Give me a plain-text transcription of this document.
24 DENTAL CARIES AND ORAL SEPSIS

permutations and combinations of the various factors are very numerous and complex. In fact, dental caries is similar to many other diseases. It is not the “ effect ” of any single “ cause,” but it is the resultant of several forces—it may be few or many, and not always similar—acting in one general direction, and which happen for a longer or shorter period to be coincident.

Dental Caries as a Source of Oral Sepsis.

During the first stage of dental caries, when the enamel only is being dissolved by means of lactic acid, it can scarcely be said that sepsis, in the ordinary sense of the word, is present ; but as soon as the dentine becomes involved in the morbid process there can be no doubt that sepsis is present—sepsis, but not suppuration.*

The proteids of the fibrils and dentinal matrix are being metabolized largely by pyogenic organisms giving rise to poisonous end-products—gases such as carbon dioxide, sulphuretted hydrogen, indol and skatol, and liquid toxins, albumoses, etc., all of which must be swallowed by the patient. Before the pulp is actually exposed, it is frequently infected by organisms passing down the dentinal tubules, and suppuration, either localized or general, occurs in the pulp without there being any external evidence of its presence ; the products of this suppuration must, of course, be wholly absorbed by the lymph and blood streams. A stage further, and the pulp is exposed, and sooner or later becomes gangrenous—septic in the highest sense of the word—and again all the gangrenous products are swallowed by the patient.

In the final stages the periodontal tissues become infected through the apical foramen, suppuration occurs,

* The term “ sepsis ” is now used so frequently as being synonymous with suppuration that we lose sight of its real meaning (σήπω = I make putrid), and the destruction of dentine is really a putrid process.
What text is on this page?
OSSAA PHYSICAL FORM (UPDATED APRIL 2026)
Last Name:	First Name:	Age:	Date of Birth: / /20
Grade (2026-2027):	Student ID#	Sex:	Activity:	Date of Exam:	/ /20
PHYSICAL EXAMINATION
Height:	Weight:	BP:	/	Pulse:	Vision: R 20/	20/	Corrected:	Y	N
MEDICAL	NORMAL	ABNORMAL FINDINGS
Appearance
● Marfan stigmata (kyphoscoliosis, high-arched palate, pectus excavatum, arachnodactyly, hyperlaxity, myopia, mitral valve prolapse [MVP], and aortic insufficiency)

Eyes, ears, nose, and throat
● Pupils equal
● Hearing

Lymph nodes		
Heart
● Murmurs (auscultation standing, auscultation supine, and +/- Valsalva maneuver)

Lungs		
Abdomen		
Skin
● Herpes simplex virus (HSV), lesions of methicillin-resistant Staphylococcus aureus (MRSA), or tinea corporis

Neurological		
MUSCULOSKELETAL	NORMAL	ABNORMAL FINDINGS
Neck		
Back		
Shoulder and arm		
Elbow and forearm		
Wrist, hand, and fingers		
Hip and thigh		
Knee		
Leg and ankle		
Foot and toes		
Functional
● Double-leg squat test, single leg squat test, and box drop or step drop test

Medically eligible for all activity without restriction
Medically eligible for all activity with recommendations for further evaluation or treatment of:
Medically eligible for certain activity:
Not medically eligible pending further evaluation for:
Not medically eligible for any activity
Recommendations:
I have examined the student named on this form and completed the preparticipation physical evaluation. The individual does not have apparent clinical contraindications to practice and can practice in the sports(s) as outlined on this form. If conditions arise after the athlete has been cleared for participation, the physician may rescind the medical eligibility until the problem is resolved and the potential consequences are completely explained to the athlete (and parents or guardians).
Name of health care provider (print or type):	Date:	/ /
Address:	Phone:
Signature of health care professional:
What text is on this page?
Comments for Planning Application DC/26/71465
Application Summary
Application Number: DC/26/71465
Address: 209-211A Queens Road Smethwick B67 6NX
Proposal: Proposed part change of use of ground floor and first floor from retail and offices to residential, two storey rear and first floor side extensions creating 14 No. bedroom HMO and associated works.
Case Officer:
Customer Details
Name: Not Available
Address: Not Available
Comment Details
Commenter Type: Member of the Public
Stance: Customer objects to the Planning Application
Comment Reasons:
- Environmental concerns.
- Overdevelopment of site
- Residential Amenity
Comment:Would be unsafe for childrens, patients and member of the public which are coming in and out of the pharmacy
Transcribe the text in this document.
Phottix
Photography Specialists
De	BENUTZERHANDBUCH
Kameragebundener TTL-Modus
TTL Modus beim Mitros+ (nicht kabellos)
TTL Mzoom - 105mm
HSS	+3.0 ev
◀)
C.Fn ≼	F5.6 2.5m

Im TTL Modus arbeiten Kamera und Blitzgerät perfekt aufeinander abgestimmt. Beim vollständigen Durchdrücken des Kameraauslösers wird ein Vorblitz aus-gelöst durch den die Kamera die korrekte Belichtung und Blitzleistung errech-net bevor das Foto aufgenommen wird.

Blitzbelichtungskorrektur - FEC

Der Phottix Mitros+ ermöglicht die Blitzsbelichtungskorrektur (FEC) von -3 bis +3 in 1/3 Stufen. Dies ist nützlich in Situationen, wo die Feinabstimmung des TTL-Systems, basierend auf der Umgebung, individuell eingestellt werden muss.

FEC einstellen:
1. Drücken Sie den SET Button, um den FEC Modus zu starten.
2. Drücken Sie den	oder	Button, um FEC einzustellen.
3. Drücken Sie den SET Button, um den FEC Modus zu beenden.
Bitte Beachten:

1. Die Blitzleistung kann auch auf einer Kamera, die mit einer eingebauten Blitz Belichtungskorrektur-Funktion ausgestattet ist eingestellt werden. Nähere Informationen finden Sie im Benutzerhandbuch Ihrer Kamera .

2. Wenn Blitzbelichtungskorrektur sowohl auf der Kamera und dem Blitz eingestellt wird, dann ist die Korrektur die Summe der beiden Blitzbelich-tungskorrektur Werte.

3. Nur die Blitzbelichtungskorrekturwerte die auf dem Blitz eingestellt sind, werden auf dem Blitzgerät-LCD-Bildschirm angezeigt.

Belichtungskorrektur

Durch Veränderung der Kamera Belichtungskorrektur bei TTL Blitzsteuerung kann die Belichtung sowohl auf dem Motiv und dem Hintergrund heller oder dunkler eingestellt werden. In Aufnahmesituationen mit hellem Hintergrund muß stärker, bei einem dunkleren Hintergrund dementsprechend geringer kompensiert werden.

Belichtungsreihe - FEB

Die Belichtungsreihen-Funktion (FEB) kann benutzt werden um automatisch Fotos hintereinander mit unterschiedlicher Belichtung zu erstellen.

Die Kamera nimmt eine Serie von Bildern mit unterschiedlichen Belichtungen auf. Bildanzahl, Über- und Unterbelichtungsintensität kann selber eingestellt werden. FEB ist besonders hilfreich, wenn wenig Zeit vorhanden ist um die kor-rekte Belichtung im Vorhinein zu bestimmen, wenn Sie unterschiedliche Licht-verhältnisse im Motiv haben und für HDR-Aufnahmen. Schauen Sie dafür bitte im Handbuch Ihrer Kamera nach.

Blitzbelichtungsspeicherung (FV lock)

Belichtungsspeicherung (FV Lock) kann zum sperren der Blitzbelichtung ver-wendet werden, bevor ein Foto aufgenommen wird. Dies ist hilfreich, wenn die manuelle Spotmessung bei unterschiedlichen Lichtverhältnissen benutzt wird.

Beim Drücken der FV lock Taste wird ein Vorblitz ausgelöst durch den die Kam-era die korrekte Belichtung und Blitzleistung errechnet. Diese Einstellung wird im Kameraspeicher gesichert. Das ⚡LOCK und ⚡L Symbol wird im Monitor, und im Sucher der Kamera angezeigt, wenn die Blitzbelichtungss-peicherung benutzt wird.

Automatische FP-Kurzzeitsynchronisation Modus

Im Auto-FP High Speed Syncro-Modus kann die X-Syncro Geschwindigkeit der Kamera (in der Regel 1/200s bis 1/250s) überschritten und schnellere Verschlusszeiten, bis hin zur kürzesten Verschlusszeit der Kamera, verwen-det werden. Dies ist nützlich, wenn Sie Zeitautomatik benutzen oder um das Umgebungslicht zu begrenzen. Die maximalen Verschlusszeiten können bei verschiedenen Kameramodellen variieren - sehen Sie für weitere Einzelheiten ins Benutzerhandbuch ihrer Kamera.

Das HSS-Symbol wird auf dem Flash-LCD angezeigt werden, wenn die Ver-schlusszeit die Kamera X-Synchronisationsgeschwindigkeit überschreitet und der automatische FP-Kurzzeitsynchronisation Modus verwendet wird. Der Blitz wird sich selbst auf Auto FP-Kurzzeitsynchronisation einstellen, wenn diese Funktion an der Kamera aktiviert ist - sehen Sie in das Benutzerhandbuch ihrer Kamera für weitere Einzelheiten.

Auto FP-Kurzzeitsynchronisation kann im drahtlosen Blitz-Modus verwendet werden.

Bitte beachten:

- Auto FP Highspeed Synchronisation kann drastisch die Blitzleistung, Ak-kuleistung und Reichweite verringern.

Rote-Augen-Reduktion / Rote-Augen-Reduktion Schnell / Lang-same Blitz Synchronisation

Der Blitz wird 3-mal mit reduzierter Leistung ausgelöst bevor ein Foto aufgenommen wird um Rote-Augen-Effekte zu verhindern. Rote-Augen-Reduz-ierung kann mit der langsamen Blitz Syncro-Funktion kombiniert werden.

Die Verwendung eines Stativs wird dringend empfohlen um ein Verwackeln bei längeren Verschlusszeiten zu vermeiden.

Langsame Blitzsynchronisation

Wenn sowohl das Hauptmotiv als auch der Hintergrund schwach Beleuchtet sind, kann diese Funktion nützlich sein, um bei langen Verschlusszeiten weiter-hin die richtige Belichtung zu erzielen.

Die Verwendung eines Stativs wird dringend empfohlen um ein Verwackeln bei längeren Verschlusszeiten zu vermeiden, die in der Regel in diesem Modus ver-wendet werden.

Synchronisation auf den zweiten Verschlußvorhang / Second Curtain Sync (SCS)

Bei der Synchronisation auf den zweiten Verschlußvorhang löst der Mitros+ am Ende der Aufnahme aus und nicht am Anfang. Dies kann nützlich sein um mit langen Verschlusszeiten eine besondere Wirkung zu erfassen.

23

________________________________________

(TASK OBJECTIVE)
Filter the data above down to lines with the word "einstellen", and copy them.

(RESPONSE BELOW)
FEC einstellen:
Das HSS-Symbol wird auf dem Flash-LCD angezeigt werden, wenn die Ver-schlusszeit die Kamera X-Synchronisationsgeschwindigkeit überschreitet und der automatische FP-Kurzzeitsynchronisation Modus verwendet wird. Der Blitz wird sich selbst auf Auto FP-Kurzzeitsynchronisation einstellen, wenn diese Funktion an der Kamera aktiviert ist - sehen Sie in das Benutzerhandbuch ihrer Kamera für weitere Einzelheiten.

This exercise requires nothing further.